**Task directions:** Pull out every line of the listing below where "What" appears.

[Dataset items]
···

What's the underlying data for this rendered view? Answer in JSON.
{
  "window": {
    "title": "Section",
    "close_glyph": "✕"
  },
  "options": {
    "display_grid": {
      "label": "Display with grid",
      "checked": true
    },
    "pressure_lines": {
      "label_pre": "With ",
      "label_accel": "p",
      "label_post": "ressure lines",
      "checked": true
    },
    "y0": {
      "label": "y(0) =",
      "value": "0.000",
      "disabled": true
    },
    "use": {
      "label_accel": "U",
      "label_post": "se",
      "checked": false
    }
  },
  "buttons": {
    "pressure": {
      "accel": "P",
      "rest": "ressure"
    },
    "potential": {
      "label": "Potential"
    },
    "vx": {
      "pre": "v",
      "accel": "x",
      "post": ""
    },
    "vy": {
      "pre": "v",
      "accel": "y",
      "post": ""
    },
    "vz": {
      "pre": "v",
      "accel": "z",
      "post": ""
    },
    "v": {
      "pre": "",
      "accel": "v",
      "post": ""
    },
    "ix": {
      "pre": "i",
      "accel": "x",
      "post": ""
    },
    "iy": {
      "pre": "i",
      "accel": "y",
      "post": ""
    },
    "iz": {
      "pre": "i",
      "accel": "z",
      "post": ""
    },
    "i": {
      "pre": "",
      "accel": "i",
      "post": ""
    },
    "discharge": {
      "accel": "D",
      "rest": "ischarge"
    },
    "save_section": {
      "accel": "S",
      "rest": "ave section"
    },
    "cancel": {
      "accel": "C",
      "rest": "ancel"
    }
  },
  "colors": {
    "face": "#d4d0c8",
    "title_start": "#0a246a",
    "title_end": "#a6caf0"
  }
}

···

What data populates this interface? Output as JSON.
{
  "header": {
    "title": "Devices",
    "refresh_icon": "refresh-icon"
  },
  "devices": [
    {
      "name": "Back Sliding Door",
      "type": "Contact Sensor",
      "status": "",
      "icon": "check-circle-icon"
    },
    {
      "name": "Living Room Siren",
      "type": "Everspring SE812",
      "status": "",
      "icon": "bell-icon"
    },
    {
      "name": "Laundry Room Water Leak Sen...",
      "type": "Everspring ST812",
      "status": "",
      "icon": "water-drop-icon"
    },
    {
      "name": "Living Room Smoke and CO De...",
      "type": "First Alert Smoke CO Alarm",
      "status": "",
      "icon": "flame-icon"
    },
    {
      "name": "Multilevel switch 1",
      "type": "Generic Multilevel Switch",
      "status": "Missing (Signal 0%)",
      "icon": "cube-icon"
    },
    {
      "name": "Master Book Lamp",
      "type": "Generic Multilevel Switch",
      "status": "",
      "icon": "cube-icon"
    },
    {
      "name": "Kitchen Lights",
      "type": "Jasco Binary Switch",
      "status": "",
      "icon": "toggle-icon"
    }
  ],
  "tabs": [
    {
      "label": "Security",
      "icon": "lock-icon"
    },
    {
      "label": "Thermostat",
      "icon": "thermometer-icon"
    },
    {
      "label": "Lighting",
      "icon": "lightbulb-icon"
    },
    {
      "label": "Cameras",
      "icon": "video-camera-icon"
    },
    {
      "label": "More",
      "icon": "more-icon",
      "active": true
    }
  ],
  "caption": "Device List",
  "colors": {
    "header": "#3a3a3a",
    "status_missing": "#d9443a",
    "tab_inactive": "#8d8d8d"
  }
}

···

**Response to the exercise:**
What's the underlying data for this rendered view? Answer in JSON.
What data populates this interface? Output as JSON.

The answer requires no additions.